Data excerpts:

^^^^^^^^^^^^^^^^

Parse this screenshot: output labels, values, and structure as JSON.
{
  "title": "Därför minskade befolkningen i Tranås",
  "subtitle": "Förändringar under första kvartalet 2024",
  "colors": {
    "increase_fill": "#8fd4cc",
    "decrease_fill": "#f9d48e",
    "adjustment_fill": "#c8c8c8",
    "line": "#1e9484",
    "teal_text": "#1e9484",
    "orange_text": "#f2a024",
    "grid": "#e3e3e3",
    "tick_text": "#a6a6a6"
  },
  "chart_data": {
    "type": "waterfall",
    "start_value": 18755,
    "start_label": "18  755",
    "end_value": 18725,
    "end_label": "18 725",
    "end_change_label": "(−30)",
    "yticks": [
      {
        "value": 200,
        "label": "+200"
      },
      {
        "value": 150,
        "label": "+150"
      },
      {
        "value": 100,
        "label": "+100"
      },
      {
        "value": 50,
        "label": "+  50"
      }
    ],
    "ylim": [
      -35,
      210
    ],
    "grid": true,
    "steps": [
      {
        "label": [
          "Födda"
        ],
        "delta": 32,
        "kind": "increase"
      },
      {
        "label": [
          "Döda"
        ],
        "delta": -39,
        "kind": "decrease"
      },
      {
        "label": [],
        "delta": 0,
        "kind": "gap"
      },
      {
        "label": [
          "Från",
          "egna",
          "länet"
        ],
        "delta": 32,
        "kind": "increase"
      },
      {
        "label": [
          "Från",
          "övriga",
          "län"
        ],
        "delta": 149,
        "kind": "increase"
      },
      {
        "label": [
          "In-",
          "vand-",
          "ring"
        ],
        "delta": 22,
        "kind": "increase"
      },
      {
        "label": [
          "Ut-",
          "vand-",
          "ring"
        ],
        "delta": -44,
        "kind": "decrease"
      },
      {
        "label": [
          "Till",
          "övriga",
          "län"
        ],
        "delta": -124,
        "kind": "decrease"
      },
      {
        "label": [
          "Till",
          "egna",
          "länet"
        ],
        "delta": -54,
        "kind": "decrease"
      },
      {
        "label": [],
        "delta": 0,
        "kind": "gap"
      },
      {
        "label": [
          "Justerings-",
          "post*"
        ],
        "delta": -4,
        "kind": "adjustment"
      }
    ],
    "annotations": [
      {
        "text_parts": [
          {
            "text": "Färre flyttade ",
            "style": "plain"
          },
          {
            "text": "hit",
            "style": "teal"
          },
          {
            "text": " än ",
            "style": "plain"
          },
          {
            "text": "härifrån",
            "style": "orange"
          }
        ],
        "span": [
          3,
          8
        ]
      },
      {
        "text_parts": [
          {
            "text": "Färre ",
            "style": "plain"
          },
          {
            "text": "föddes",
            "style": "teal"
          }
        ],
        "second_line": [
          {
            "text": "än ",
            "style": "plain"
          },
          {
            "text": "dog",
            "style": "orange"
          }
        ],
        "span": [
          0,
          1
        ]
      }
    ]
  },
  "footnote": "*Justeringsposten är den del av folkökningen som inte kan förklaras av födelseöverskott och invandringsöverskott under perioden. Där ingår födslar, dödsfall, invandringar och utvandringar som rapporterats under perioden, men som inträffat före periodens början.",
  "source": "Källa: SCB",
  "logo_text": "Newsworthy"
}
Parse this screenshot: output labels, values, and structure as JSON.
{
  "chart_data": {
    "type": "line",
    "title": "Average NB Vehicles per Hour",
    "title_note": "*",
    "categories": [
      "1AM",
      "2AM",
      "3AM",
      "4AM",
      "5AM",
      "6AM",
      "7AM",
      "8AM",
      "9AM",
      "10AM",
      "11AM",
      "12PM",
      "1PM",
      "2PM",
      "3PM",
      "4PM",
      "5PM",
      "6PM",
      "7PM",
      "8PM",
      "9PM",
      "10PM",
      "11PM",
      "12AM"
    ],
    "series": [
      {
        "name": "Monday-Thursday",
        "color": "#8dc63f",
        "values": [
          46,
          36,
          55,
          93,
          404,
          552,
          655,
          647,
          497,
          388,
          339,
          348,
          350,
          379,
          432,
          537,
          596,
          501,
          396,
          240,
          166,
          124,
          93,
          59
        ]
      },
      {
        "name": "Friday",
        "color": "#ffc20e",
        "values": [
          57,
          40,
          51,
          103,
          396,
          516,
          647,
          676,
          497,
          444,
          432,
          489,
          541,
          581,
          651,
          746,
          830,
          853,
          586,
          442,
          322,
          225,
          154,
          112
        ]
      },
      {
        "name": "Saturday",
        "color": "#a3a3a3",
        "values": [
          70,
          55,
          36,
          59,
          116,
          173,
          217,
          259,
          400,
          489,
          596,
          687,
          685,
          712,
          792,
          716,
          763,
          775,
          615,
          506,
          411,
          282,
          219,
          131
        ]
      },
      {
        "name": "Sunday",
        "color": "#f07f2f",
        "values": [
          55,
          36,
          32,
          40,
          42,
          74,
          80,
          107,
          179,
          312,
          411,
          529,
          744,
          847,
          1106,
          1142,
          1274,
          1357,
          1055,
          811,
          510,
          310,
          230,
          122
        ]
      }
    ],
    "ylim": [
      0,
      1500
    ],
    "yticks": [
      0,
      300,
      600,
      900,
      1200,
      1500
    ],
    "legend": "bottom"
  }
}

^^^^^^^^^^^^^^^^

Where a line above contains the string "under", copy that line.

Exercise response:
  "subtitle": "Förändringar under första kvartalet 2024",
  "footnote": "*Justeringsposten är den del av folkökningen som inte kan förklaras av födelseöverskott och invandringsöverskott under perioden. Där ingår födslar, dödsfall, invandringar och utvandringar som rapporterats under perioden, men som inträffat före periodens början.",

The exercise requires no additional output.